-- WRITTEN TASK --
In full and without deviation, write out the entries that follow.

-- PROVIDED RECORDS --
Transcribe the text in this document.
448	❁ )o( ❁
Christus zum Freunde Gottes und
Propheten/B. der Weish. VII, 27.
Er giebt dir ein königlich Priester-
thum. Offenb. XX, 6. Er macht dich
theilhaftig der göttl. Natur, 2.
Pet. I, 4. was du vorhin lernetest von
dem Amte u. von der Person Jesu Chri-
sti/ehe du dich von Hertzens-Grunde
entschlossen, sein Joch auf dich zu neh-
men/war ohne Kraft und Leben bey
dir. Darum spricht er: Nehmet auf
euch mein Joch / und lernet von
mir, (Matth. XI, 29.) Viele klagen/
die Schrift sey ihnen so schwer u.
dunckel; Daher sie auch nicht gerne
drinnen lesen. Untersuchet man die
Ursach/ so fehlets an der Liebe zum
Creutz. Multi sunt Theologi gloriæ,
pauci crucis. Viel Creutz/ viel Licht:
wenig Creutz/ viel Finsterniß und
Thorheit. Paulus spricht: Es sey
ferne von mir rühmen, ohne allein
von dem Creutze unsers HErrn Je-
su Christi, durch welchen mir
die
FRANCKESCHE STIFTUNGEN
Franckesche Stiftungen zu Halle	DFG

-- TASK SOLUTION --
Transcribe the text in this document.
448	❁ )o( ❁
Christus zum Freunde Gottes und
Propheten/B. der Weish. VII, 27.
Er giebt dir ein königlich Priester-
thum. Offenb. XX, 6. Er macht dich
theilhaftig der göttl. Natur, 2.
Pet. I, 4. was du vorhin lernetest von
dem Amte u. von der Person Jesu Chri-
sti/ehe du dich von Hertzens-Grunde
entschlossen, sein Joch auf dich zu neh-
men/war ohne Kraft und Leben bey
dir. Darum spricht er: Nehmet auf
euch mein Joch / und lernet von
mir, (Matth. XI, 29.) Viele klagen/
die Schrift sey ihnen so schwer u.
dunckel; Daher sie auch nicht gerne
drinnen lesen. Untersuchet man die
Ursach/ so fehlets an der Liebe zum
Creutz. Multi sunt Theologi gloriæ,
pauci crucis. Viel Creutz/ viel Licht:
wenig Creutz/ viel Finsterniß und
Thorheit. Paulus spricht: Es sey
ferne von mir rühmen, ohne allein
von dem Creutze unsers HErrn Je-
su Christi, durch welchen mir
die
FRANCKESCHE STIFTUNGEN
Franckesche Stiftungen zu Halle	DFG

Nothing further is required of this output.